**WHAT IS NEEDED**.
Transcribe the whole listing without a single picture.

Records that describe figures
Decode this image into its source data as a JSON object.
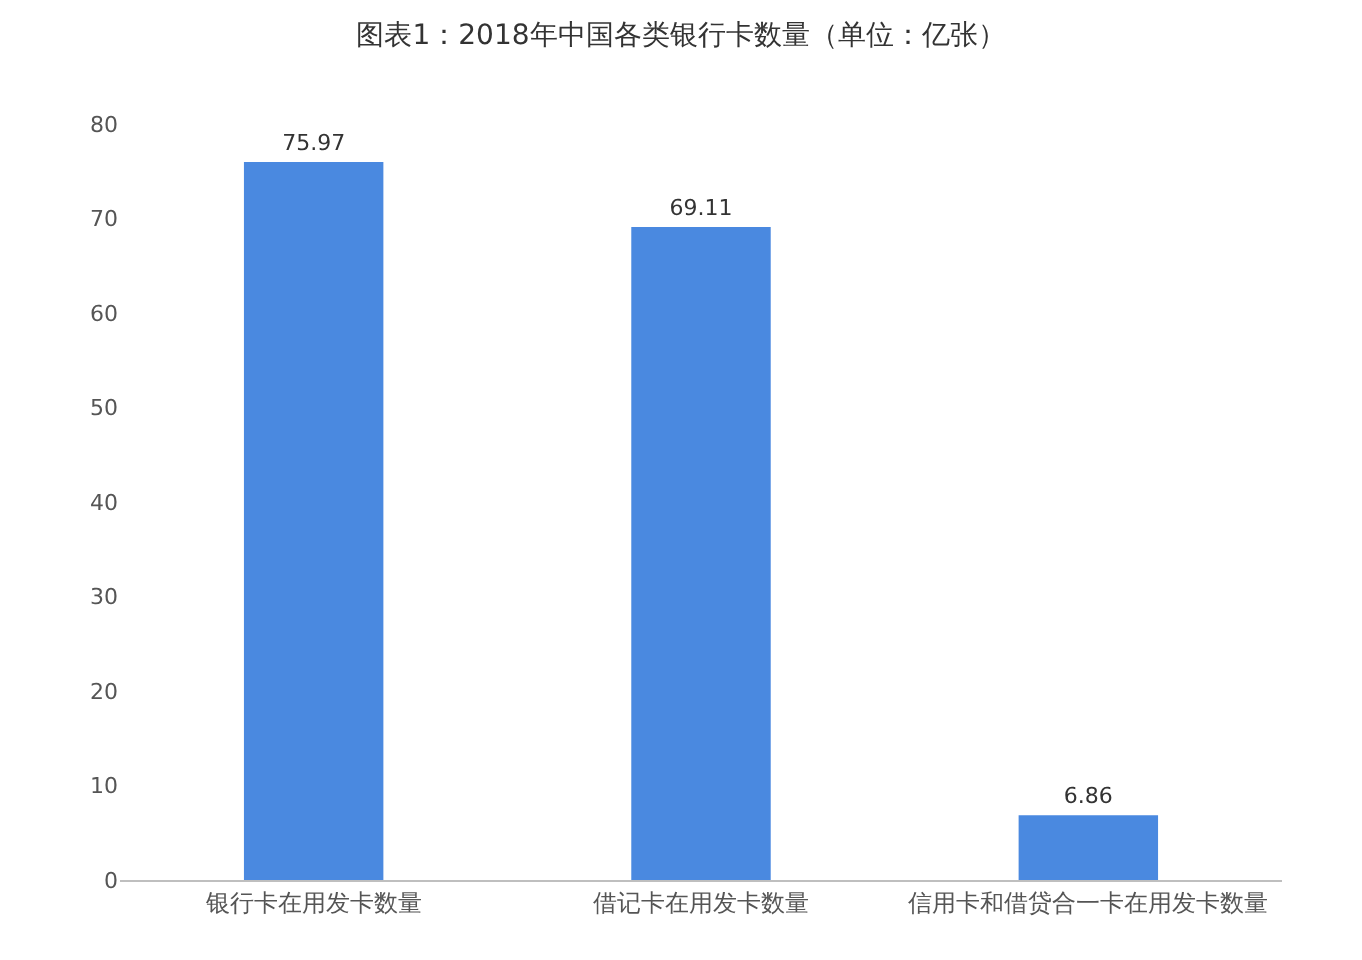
{
  "chart_data": {
    "type": "bar",
    "title": "图表1：2018年中国各类银行卡数量（单位：亿张）",
    "categories": [
      "银行卡在用发卡数量",
      "借记卡在用发卡数量",
      "信用卡和借贷合一卡在用发卡数量"
    ],
    "values": [
      75.97,
      69.11,
      6.86
    ],
    "color": "#4a89e0",
    "ylim": [
      0,
      80
    ],
    "yticks": [
      0,
      10,
      20,
      30,
      40,
      50,
      60,
      70,
      80
    ],
    "grid": false,
    "data_labels": true
  }
}
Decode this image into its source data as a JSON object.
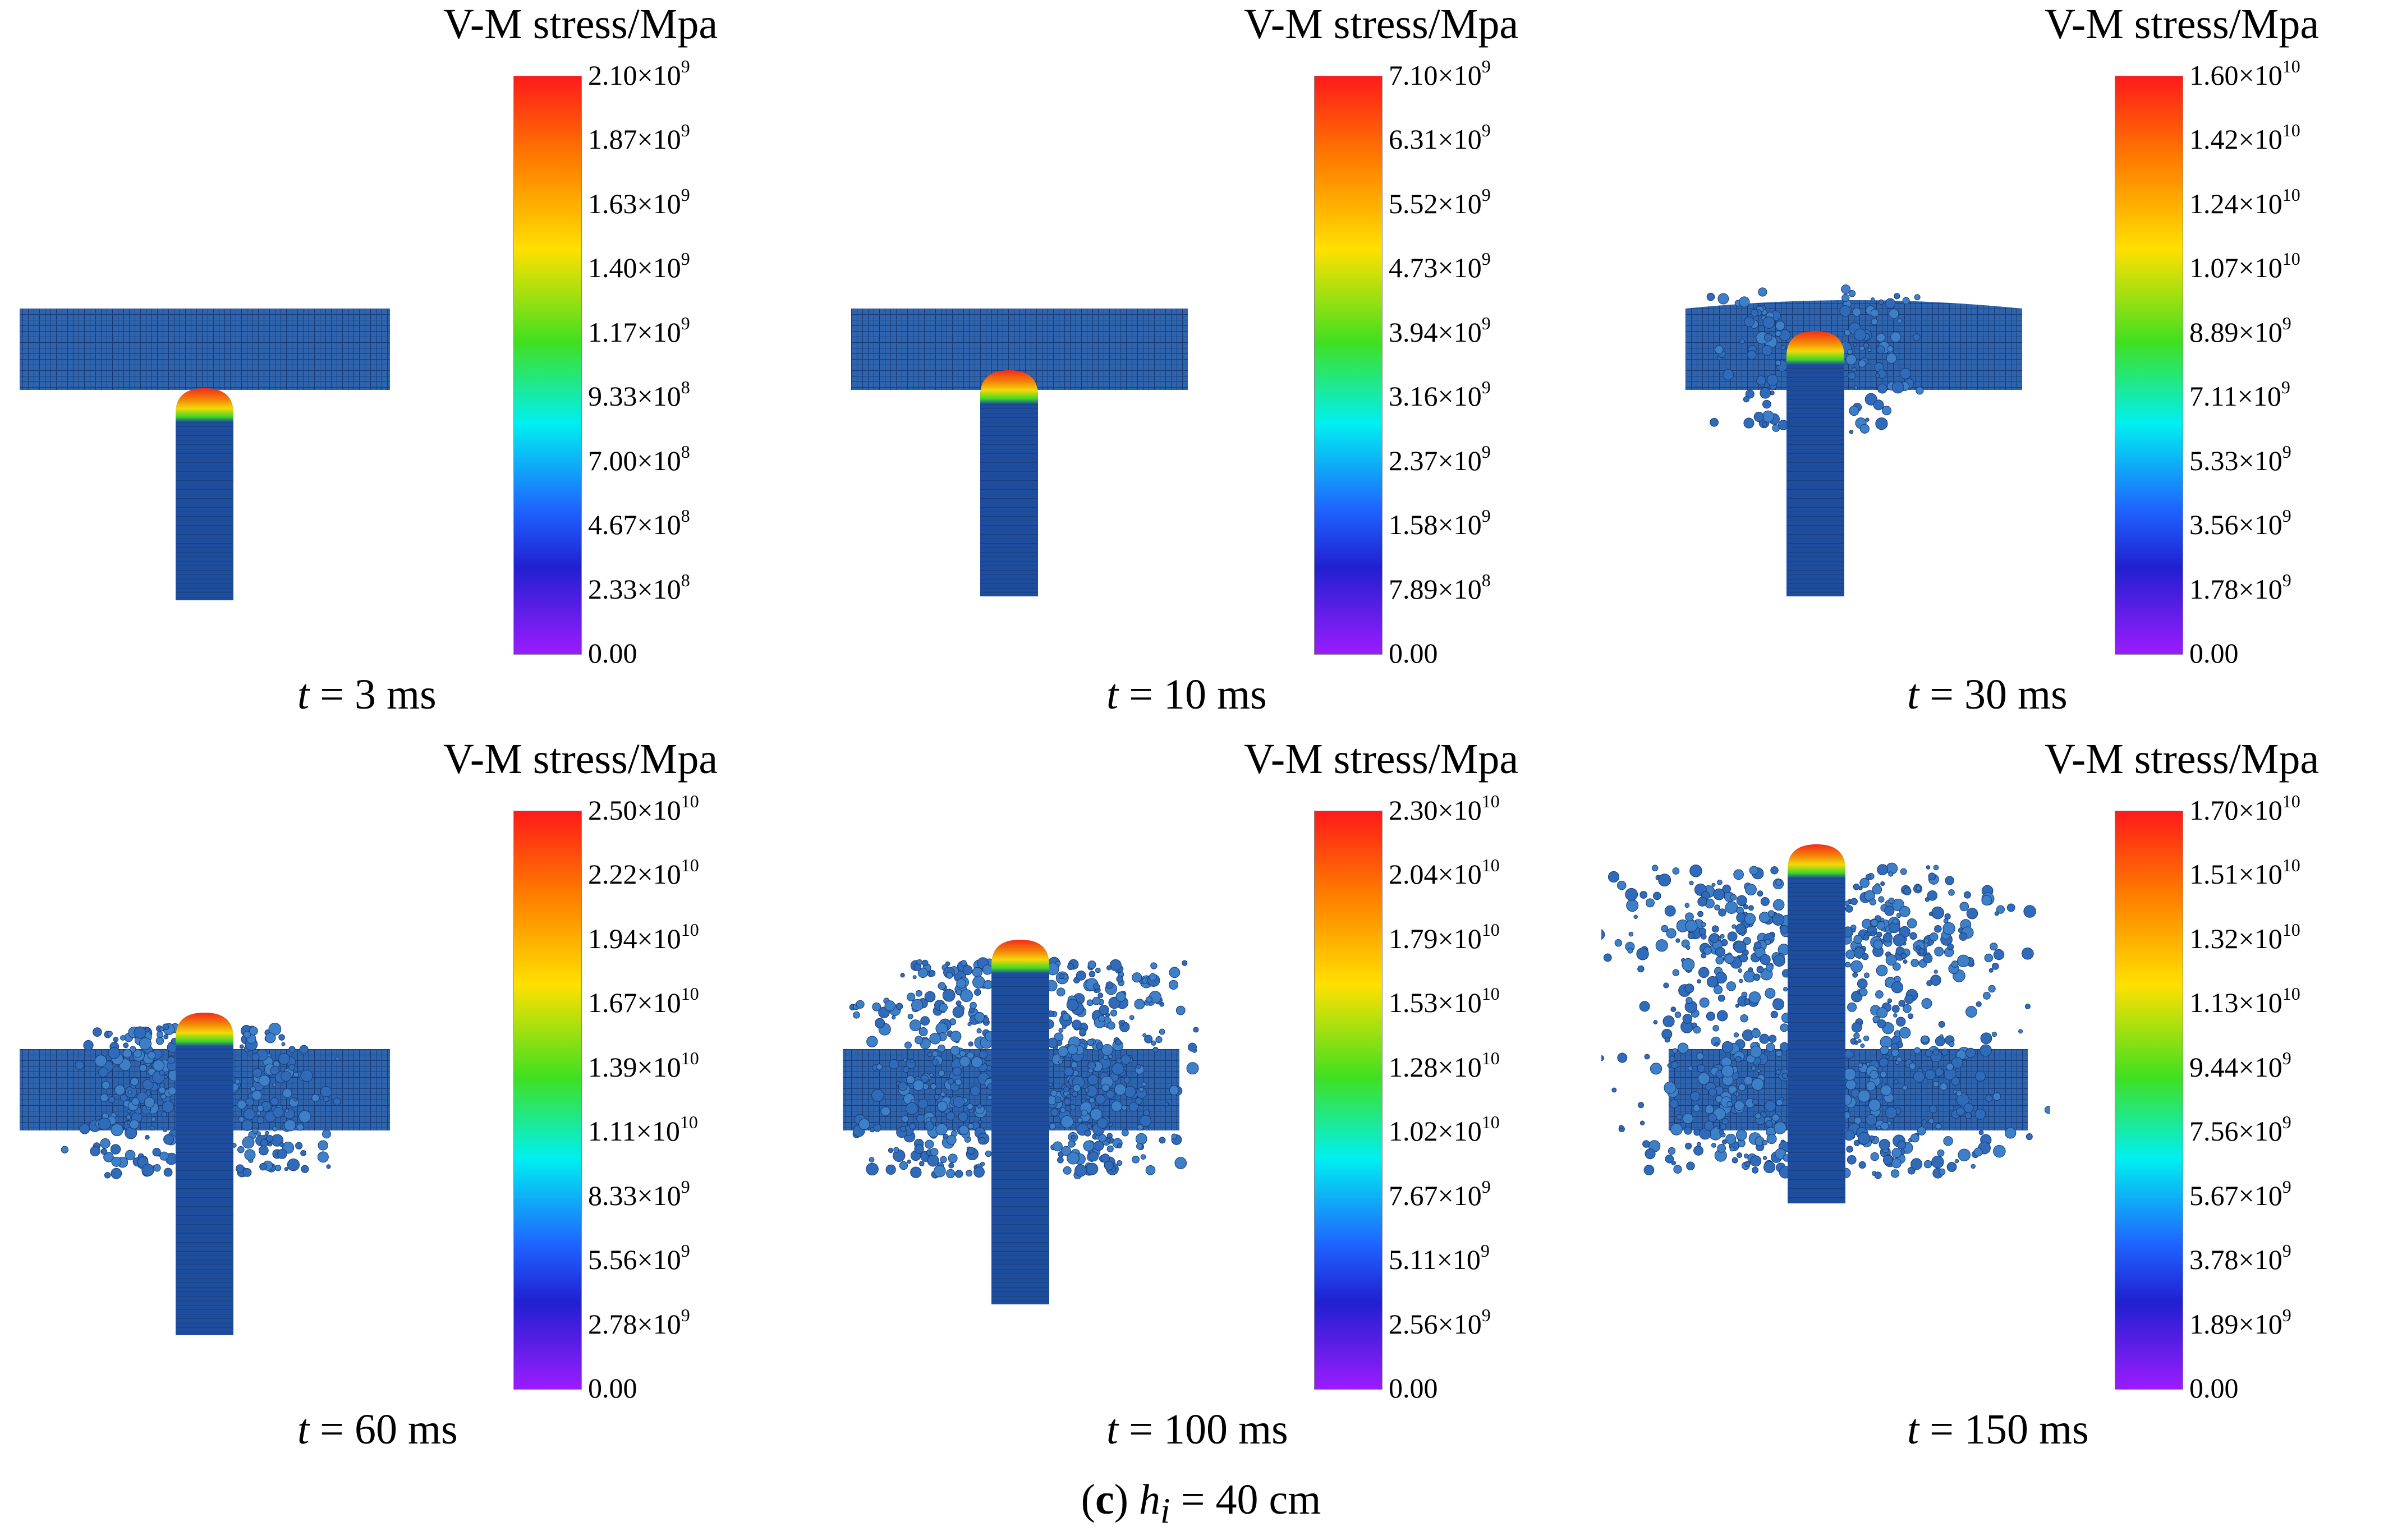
{
  "colorbar_title": "V-M stress/Mpa",
  "colors": {
    "mesh": "#2d64ad",
    "mesh_line": "#1a3a75",
    "rod": "#1f4d9e",
    "tip_hot": "#ff2a10",
    "tip_warm": "#ffe000",
    "tip_cool": "#40e020"
  },
  "panels": [
    {
      "time_label": "t",
      "time_value": "= 3 ms",
      "ticks": [
        {
          "m": "2.10×10",
          "e": "9"
        },
        {
          "m": "1.87×10",
          "e": "9"
        },
        {
          "m": "1.63×10",
          "e": "9"
        },
        {
          "m": "1.40×10",
          "e": "9"
        },
        {
          "m": "1.17×10",
          "e": "9"
        },
        {
          "m": "9.33×10",
          "e": "8"
        },
        {
          "m": "7.00×10",
          "e": "8"
        },
        {
          "m": "4.67×10",
          "e": "8"
        },
        {
          "m": "2.33×10",
          "e": "8"
        },
        {
          "m": "0.00",
          "e": ""
        }
      ],
      "stage": 0
    },
    {
      "time_label": "t",
      "time_value": "= 10 ms",
      "ticks": [
        {
          "m": "7.10×10",
          "e": "9"
        },
        {
          "m": "6.31×10",
          "e": "9"
        },
        {
          "m": "5.52×10",
          "e": "9"
        },
        {
          "m": "4.73×10",
          "e": "9"
        },
        {
          "m": "3.94×10",
          "e": "9"
        },
        {
          "m": "3.16×10",
          "e": "9"
        },
        {
          "m": "2.37×10",
          "e": "9"
        },
        {
          "m": "1.58×10",
          "e": "9"
        },
        {
          "m": "7.89×10",
          "e": "8"
        },
        {
          "m": "0.00",
          "e": ""
        }
      ],
      "stage": 1
    },
    {
      "time_label": "t",
      "time_value": "= 30 ms",
      "ticks": [
        {
          "m": "1.60×10",
          "e": "10"
        },
        {
          "m": "1.42×10",
          "e": "10"
        },
        {
          "m": "1.24×10",
          "e": "10"
        },
        {
          "m": "1.07×10",
          "e": "10"
        },
        {
          "m": "8.89×10",
          "e": "9"
        },
        {
          "m": "7.11×10",
          "e": "9"
        },
        {
          "m": "5.33×10",
          "e": "9"
        },
        {
          "m": "3.56×10",
          "e": "9"
        },
        {
          "m": "1.78×10",
          "e": "9"
        },
        {
          "m": "0.00",
          "e": ""
        }
      ],
      "stage": 2
    },
    {
      "time_label": "t",
      "time_value": "= 60 ms",
      "ticks": [
        {
          "m": "2.50×10",
          "e": "10"
        },
        {
          "m": "2.22×10",
          "e": "10"
        },
        {
          "m": "1.94×10",
          "e": "10"
        },
        {
          "m": "1.67×10",
          "e": "10"
        },
        {
          "m": "1.39×10",
          "e": "10"
        },
        {
          "m": "1.11×10",
          "e": "10"
        },
        {
          "m": "8.33×10",
          "e": "9"
        },
        {
          "m": "5.56×10",
          "e": "9"
        },
        {
          "m": "2.78×10",
          "e": "9"
        },
        {
          "m": "0.00",
          "e": ""
        }
      ],
      "stage": 3
    },
    {
      "time_label": "t",
      "time_value": "= 100 ms",
      "ticks": [
        {
          "m": "2.30×10",
          "e": "10"
        },
        {
          "m": "2.04×10",
          "e": "10"
        },
        {
          "m": "1.79×10",
          "e": "10"
        },
        {
          "m": "1.53×10",
          "e": "10"
        },
        {
          "m": "1.28×10",
          "e": "10"
        },
        {
          "m": "1.02×10",
          "e": "10"
        },
        {
          "m": "7.67×10",
          "e": "9"
        },
        {
          "m": "5.11×10",
          "e": "9"
        },
        {
          "m": "2.56×10",
          "e": "9"
        },
        {
          "m": "0.00",
          "e": ""
        }
      ],
      "stage": 4
    },
    {
      "time_label": "t",
      "time_value": "= 150 ms",
      "ticks": [
        {
          "m": "1.70×10",
          "e": "10"
        },
        {
          "m": "1.51×10",
          "e": "10"
        },
        {
          "m": "1.32×10",
          "e": "10"
        },
        {
          "m": "1.13×10",
          "e": "10"
        },
        {
          "m": "9.44×10",
          "e": "9"
        },
        {
          "m": "7.56×10",
          "e": "9"
        },
        {
          "m": "5.67×10",
          "e": "9"
        },
        {
          "m": "3.78×10",
          "e": "9"
        },
        {
          "m": "1.89×10",
          "e": "9"
        },
        {
          "m": "0.00",
          "e": ""
        }
      ],
      "stage": 5
    }
  ],
  "caption": {
    "panel_letter": "c",
    "open": "(",
    "close": ")",
    "var": "h",
    "sub": "i",
    "value": " = 40 cm"
  }
}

**WRITTEN RESPONSE**.
Decode this image into its source data as a JSON object.
{
  "chart_data": {
    "type": "bar",
    "title": "图表1：2018年中国各类银行卡数量（单位：亿张）",
    "categories": [
      "银行卡在用发卡数量",
      "借记卡在用发卡数量",
      "信用卡和借贷合一卡在用发卡数量"
    ],
    "values": [
      75.97,
      69.11,
      6.86
    ],
    "color": "#4a89e0",
    "ylim": [
      0,
      80
    ],
    "yticks": [
      0,
      10,
      20,
      30,
      40,
      50,
      60,
      70,
      80
    ],
    "grid": false,
    "data_labels": true
  }
}
Decode this image into its source data as a JSON object.
{
  "colorbar_title": "V-M stress/Mpa",
  "colors": {
    "mesh": "#2d64ad",
    "mesh_line": "#1a3a75",
    "rod": "#1f4d9e",
    "tip_hot": "#ff2a10",
    "tip_warm": "#ffe000",
    "tip_cool": "#40e020"
  },
  "panels": [
    {
      "time_label": "t",
      "time_value": "= 3 ms",
      "ticks": [
        {
          "m": "2.10×10",
          "e": "9"
        },
        {
          "m": "1.87×10",
          "e": "9"
        },
        {
          "m": "1.63×10",
          "e": "9"
        },
        {
          "m": "1.40×10",
          "e": "9"
        },
        {
          "m": "1.17×10",
          "e": "9"
        },
        {
          "m": "9.33×10",
          "e": "8"
        },
        {
          "m": "7.00×10",
          "e": "8"
        },
        {
          "m": "4.67×10",
          "e": "8"
        },
        {
          "m": "2.33×10",
          "e": "8"
        },
        {
          "m": "0.00",
          "e": ""
        }
      ],
      "stage": 0
    },
    {
      "time_label": "t",
      "time_value": "= 10 ms",
      "ticks": [
        {
          "m": "7.10×10",
          "e": "9"
        },
        {
          "m": "6.31×10",
          "e": "9"
        },
        {
          "m": "5.52×10",
          "e": "9"
        },
        {
          "m": "4.73×10",
          "e": "9"
        },
        {
          "m": "3.94×10",
          "e": "9"
        },
        {
          "m": "3.16×10",
          "e": "9"
        },
        {
          "m": "2.37×10",
          "e": "9"
        },
        {
          "m": "1.58×10",
          "e": "9"
        },
        {
          "m": "7.89×10",
          "e": "8"
        },
        {
          "m": "0.00",
          "e": ""
        }
      ],
      "stage": 1
    },
    {
      "time_label": "t",
      "time_value": "= 30 ms",
      "ticks": [
        {
          "m": "1.60×10",
          "e": "10"
        },
        {
          "m": "1.42×10",
          "e": "10"
        },
        {
          "m": "1.24×10",
          "e": "10"
        },
        {
          "m": "1.07×10",
          "e": "10"
        },
        {
          "m": "8.89×10",
          "e": "9"
        },
        {
          "m": "7.11×10",
          "e": "9"
        },
        {
          "m": "5.33×10",
          "e": "9"
        },
        {
          "m": "3.56×10",
          "e": "9"
        },
        {
          "m": "1.78×10",
          "e": "9"
        },
        {
          "m": "0.00",
          "e": ""
        }
      ],
      "stage": 2
    },
    {
      "time_label": "t",
      "time_value": "= 60 ms",
      "ticks": [
        {
          "m": "2.50×10",
          "e": "10"
        },
        {
          "m": "2.22×10",
          "e": "10"
        },
        {
          "m": "1.94×10",
          "e": "10"
        },
        {
          "m": "1.67×10",
          "e": "10"
        },
        {
          "m": "1.39×10",
          "e": "10"
        },
        {
          "m": "1.11×10",
          "e": "10"
        },
        {
          "m": "8.33×10",
          "e": "9"
        },
        {
          "m": "5.56×10",
          "e": "9"
        },
        {
          "m": "2.78×10",
          "e": "9"
        },
        {
          "m": "0.00",
          "e": ""
        }
      ],
      "stage": 3
    },
    {
      "time_label": "t",
      "time_value": "= 100 ms",
      "ticks": [
        {
          "m": "2.30×10",
          "e": "10"
        },
        {
          "m": "2.04×10",
          "e": "10"
        },
        {
          "m": "1.79×10",
          "e": "10"
        },
        {
          "m": "1.53×10",
          "e": "10"
        },
        {
          "m": "1.28×10",
          "e": "10"
        },
        {
          "m": "1.02×10",
          "e": "10"
        },
        {
          "m": "7.67×10",
          "e": "9"
        },
        {
          "m": "5.11×10",
          "e": "9"
        },
        {
          "m": "2.56×10",
          "e": "9"
        },
        {
          "m": "0.00",
          "e": ""
        }
      ],
      "stage": 4
    },
    {
      "time_label": "t",
      "time_value": "= 150 ms",
      "ticks": [
        {
          "m": "1.70×10",
          "e": "10"
        },
        {
          "m": "1.51×10",
          "e": "10"
        },
        {
          "m": "1.32×10",
          "e": "10"
        },
        {
          "m": "1.13×10",
          "e": "10"
        },
        {
          "m": "9.44×10",
          "e": "9"
        },
        {
          "m": "7.56×10",
          "e": "9"
        },
        {
          "m": "5.67×10",
          "e": "9"
        },
        {
          "m": "3.78×10",
          "e": "9"
        },
        {
          "m": "1.89×10",
          "e": "9"
        },
        {
          "m": "0.00",
          "e": ""
        }
      ],
      "stage": 5
    }
  ],
  "caption": {
    "panel_letter": "c",
    "open": "(",
    "close": ")",
    "var": "h",
    "sub": "i",
    "value": " = 40 cm"
  }
}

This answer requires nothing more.